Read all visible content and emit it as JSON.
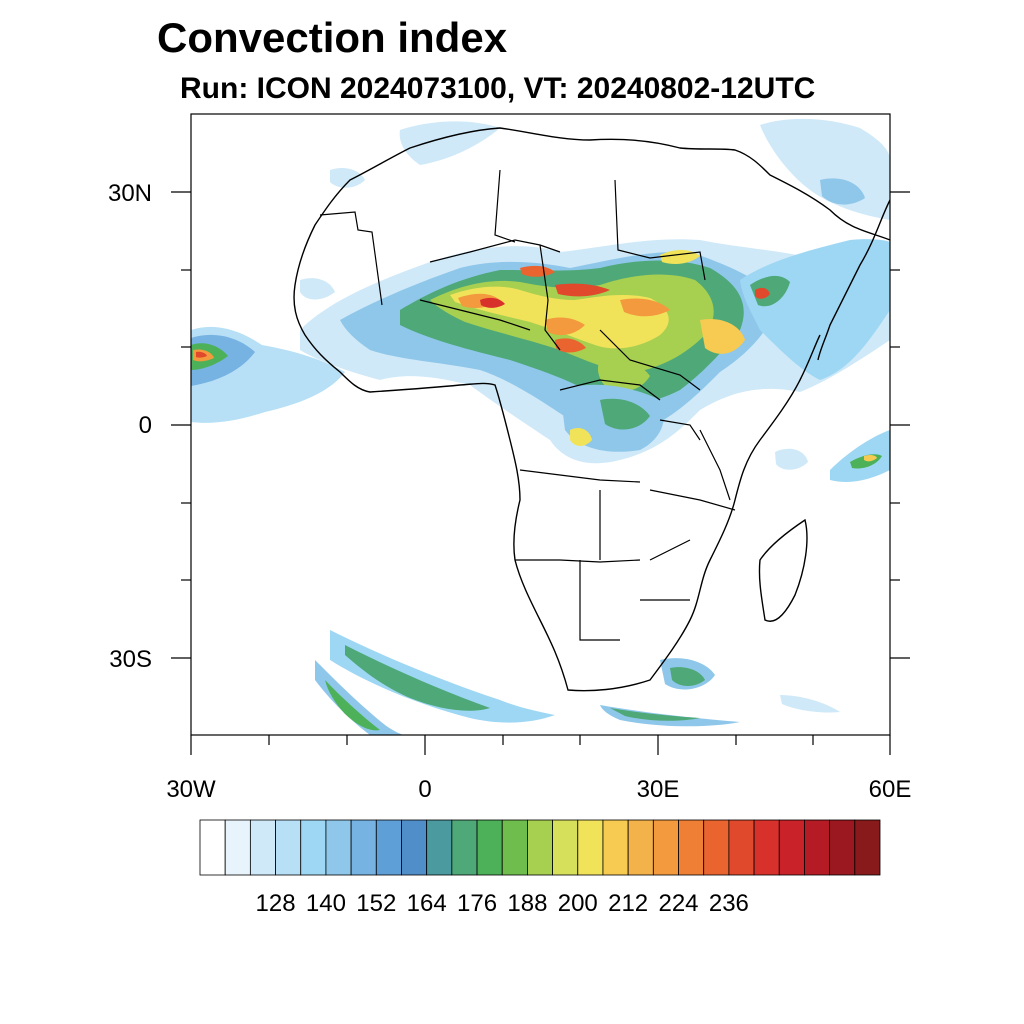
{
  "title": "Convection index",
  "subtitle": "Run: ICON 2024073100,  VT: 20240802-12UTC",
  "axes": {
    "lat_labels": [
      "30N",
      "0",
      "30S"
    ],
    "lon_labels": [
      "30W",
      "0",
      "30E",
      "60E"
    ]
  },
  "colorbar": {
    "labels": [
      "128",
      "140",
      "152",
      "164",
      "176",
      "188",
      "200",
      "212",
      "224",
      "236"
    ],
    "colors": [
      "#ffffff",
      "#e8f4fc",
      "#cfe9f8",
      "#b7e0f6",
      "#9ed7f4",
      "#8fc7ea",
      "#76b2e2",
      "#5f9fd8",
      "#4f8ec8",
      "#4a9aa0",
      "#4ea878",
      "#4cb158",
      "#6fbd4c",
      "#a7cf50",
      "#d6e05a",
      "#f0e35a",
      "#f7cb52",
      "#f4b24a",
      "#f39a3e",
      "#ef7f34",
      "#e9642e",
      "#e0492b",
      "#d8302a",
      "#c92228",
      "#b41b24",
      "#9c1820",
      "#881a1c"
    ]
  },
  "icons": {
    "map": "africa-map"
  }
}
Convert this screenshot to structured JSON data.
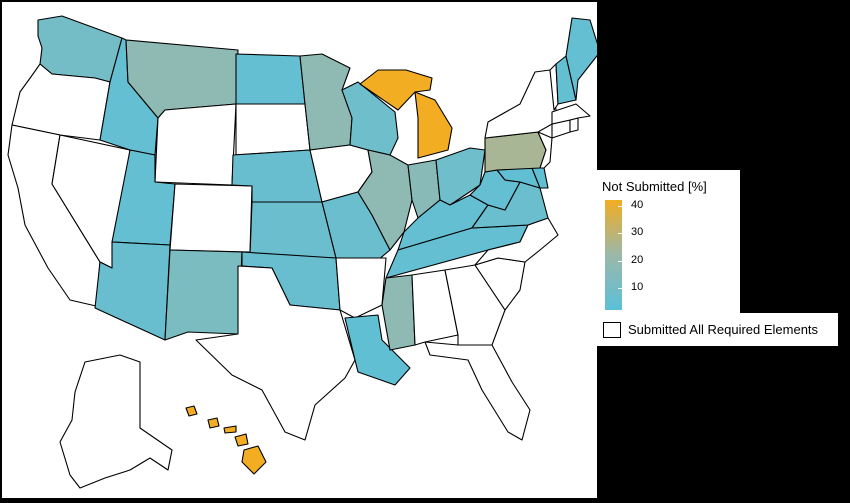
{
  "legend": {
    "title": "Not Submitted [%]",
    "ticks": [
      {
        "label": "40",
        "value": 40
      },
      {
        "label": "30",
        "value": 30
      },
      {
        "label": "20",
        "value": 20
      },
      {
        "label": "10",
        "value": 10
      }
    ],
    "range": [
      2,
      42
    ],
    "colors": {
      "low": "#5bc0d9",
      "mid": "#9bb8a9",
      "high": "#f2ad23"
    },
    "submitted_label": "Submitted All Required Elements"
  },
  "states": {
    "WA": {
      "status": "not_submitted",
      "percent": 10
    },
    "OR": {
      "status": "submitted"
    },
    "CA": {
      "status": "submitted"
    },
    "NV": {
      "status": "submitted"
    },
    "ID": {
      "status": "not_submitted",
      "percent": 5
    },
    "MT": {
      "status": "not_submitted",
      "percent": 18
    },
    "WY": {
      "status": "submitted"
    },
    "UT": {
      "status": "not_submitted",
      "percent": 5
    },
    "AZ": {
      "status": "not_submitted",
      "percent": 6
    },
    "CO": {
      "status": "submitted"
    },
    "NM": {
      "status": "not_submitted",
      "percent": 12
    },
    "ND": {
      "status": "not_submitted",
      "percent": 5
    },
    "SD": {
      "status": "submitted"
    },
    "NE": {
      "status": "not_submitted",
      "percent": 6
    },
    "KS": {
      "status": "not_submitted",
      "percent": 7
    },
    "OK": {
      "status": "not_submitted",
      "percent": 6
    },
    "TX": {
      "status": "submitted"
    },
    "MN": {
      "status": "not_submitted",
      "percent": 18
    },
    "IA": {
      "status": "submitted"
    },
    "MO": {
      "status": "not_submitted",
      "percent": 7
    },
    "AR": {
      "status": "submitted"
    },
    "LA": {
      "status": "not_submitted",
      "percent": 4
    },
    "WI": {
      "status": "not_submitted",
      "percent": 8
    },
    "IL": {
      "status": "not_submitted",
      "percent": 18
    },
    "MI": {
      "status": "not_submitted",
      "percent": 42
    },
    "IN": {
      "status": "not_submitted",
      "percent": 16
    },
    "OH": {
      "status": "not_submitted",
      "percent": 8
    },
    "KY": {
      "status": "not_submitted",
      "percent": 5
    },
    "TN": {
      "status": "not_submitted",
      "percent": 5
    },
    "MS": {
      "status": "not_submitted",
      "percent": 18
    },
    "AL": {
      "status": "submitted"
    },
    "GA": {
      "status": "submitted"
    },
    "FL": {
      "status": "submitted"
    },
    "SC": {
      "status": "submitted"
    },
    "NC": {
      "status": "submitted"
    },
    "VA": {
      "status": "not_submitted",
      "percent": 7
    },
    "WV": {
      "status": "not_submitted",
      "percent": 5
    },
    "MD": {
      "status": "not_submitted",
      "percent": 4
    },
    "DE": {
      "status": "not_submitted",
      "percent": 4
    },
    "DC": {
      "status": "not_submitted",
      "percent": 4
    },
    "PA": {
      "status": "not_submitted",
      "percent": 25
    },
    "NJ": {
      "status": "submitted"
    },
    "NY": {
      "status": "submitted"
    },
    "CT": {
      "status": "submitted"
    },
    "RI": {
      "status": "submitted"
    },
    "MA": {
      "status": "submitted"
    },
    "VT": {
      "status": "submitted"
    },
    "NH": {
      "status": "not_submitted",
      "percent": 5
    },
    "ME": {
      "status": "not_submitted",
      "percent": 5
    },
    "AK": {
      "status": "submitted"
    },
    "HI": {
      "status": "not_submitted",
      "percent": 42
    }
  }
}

::::

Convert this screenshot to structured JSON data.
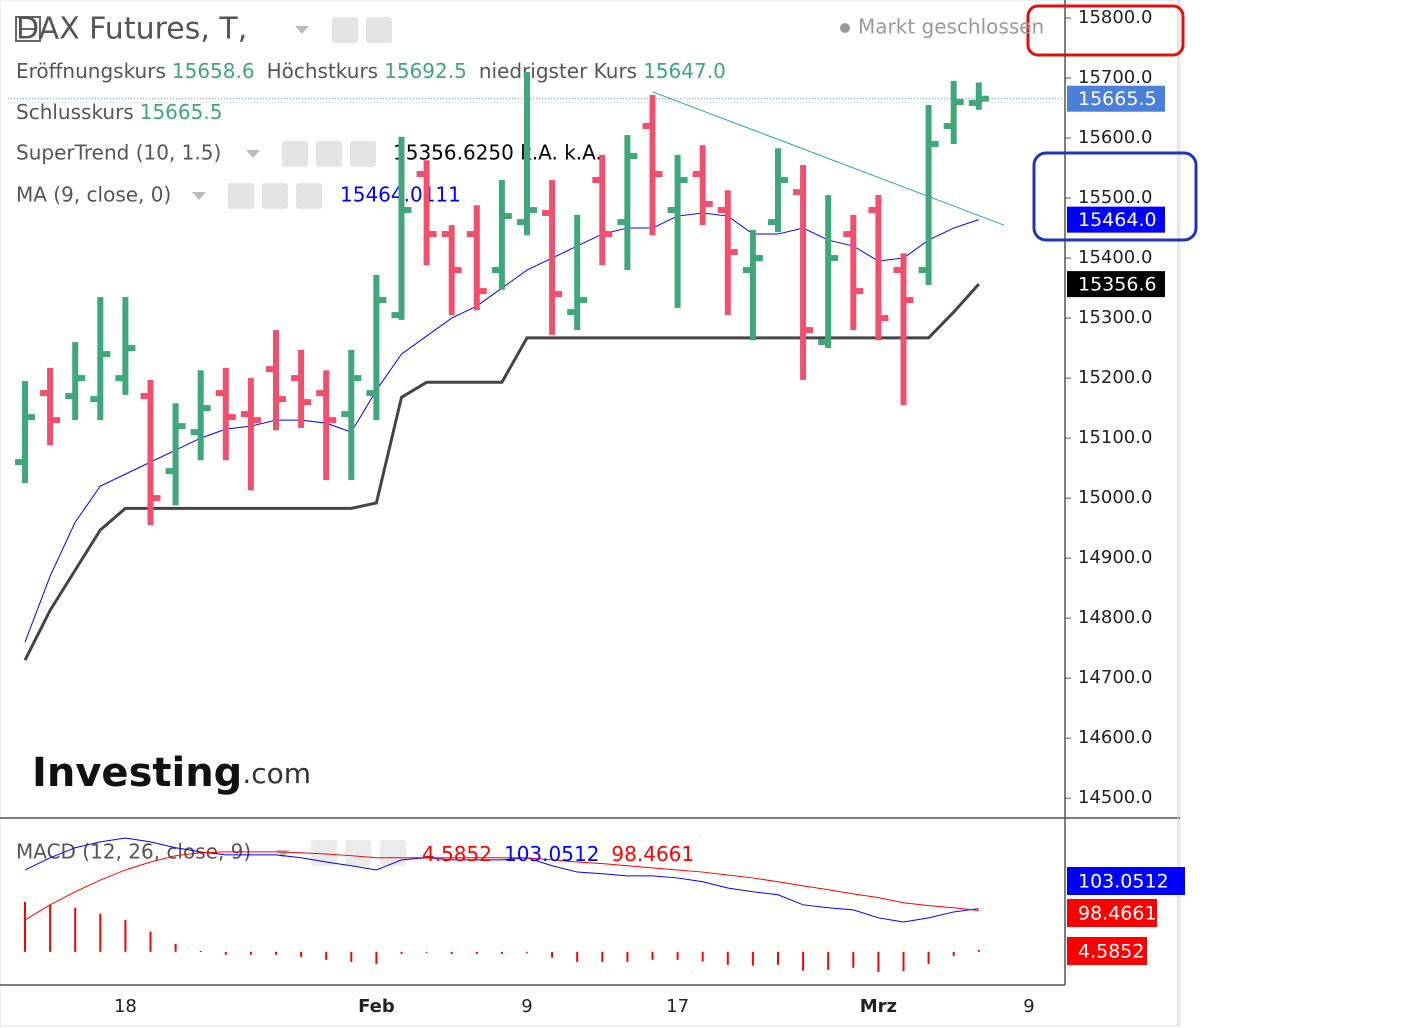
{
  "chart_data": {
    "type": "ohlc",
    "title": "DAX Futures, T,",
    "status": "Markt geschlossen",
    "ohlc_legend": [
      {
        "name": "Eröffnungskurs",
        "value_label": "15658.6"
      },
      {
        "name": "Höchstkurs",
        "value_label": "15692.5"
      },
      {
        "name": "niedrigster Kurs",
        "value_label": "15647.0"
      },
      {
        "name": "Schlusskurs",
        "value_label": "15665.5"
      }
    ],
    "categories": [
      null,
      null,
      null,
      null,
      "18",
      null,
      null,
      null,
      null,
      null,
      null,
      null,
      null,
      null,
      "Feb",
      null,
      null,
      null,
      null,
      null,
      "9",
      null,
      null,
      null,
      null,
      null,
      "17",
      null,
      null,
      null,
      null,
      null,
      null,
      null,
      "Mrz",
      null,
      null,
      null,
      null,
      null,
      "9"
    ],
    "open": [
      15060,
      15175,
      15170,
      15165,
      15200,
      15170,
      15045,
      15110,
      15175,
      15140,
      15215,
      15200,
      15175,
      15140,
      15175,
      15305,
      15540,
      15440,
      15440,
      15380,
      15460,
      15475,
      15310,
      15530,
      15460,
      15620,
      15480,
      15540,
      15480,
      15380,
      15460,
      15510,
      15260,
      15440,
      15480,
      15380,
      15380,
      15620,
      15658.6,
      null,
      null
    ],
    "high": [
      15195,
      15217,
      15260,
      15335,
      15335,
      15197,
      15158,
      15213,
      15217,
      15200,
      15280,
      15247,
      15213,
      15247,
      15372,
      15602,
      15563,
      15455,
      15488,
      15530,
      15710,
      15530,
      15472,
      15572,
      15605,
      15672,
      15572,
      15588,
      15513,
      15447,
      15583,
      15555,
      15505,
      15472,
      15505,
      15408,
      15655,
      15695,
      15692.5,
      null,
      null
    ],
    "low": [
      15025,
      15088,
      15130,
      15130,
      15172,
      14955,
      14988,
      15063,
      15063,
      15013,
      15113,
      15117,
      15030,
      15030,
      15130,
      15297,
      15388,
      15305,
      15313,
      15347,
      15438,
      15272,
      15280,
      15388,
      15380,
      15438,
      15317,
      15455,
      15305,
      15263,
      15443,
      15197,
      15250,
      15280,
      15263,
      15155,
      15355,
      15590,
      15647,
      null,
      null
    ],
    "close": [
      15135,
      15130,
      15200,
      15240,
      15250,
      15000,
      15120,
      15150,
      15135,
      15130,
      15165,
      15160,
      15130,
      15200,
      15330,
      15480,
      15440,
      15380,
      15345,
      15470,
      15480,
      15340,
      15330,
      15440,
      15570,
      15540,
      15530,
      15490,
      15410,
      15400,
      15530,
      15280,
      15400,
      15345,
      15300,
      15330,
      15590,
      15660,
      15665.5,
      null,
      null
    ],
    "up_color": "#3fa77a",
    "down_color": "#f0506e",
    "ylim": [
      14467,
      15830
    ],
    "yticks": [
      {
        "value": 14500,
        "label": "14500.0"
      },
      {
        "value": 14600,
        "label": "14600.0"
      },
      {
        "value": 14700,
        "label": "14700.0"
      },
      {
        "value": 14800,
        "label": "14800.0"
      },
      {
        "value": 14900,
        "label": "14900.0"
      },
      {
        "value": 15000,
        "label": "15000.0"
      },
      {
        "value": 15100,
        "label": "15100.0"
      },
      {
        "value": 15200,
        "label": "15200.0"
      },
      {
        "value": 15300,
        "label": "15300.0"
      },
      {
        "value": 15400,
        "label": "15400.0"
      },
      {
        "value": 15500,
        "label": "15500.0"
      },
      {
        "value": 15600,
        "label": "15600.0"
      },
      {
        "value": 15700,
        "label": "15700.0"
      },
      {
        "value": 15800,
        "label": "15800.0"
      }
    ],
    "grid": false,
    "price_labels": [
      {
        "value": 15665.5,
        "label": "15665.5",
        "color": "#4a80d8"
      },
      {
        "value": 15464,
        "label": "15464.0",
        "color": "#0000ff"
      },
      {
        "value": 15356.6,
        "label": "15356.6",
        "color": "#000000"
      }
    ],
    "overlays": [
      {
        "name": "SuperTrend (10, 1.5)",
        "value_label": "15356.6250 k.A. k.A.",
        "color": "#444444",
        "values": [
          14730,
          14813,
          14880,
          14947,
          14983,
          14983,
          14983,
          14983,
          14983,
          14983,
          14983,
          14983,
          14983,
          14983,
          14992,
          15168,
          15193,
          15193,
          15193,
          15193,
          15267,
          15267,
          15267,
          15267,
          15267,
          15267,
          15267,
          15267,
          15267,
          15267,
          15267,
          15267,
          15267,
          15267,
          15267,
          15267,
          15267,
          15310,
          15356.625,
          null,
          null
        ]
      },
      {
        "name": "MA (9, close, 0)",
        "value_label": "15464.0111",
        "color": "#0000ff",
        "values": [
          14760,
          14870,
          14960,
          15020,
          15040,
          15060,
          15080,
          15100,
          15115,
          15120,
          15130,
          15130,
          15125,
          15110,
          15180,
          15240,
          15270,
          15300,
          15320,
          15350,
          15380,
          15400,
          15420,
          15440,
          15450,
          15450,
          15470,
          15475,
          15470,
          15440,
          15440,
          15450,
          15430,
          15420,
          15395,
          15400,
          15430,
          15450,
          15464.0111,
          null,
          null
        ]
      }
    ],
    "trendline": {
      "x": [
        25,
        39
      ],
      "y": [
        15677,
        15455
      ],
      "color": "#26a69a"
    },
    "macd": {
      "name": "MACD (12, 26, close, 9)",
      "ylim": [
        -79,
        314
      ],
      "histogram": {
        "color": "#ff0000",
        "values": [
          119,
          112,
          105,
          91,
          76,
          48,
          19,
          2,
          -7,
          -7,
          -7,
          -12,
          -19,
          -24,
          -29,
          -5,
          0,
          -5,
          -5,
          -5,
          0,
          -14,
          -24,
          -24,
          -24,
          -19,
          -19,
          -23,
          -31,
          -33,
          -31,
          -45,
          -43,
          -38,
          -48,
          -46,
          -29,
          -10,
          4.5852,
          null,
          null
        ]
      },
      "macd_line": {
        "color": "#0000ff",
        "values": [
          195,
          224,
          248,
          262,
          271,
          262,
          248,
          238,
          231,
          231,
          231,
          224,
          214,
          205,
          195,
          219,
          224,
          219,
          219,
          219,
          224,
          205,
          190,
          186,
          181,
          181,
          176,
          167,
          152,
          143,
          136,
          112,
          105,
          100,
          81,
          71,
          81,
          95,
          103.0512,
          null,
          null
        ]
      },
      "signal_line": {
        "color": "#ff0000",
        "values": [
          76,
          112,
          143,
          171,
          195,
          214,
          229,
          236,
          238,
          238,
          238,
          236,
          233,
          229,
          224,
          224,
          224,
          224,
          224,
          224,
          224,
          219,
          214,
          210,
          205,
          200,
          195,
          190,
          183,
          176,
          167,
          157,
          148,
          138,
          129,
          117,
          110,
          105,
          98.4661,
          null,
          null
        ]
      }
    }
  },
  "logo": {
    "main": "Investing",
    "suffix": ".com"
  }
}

::::

--- The problem ---
From the listing above, copy every line that includes the word "name".

--- Result of the task ---
        "name": "Eröffnungskurs",
        "name": "Höchstkurs",
        "name": "niedrigster Kurs",
        "name": "Schlusskurs",
        "name": "SuperTrend (10, 1.5)",
        "name": "MA (9, close, 0)",
      "name": "MACD (12, 26, close, 9)",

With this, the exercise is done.